* [Goal of the exercise]: Write the records below out in full, character for character, with no pictures.

* [Given data]:

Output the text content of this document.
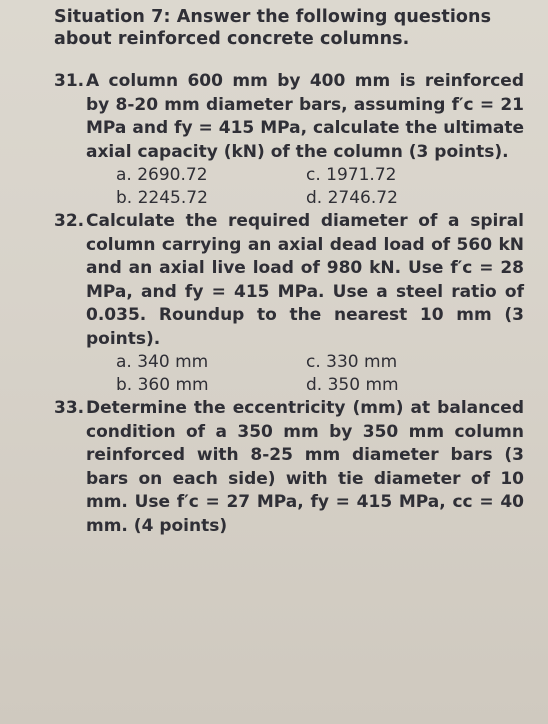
Situation 7: Answer the following questions about reinforced concrete columns.
31. A column 600 mm by 400 mm is reinforced by 8-20 mm diameter bars, assuming f′c = 21 MPa and fy = 415 MPa, calculate the ultimate axial capacity (kN) of the column (3 points).
a. 2690.72	c. 1971.72
b. 2245.72	d. 2746.72
32. Calculate the required diameter of a spiral column carrying an axial dead load of 560 kN and an axial live load of 980 kN. Use f′c = 28 MPa, and fy = 415 MPa. Use a steel ratio of 0.035. Roundup to the nearest 10 mm (3 points).
a. 340 mm	c. 330 mm
b. 360 mm	d. 350 mm
33. Determine the eccentricity (mm) at balanced condition of a 350 mm by 350 mm column reinforced with 8-25 mm diameter bars (3 bars on each side) with tie diameter of 10 mm. Use f′c = 27 MPa, fy = 415 MPa, cc = 40 mm. (4 points)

* [Response to the exercise]:
Output the text content of this document.
Situation 7: Answer the following questions about reinforced concrete columns.
31. A column 600 mm by 400 mm is reinforced by 8-20 mm diameter bars, assuming f′c = 21 MPa and fy = 415 MPa, calculate the ultimate axial capacity (kN) of the column (3 points).
a. 2690.72	c. 1971.72
b. 2245.72	d. 2746.72
32. Calculate the required diameter of a spiral column carrying an axial dead load of 560 kN and an axial live load of 980 kN. Use f′c = 28 MPa, and fy = 415 MPa. Use a steel ratio of 0.035. Roundup to the nearest 10 mm (3 points).
a. 340 mm	c. 330 mm
b. 360 mm	d. 350 mm
33. Determine the eccentricity (mm) at balanced condition of a 350 mm by 350 mm column reinforced with 8-25 mm diameter bars (3 bars on each side) with tie diameter of 10 mm. Use f′c = 27 MPa, fy = 415 MPa, cc = 40 mm. (4 points)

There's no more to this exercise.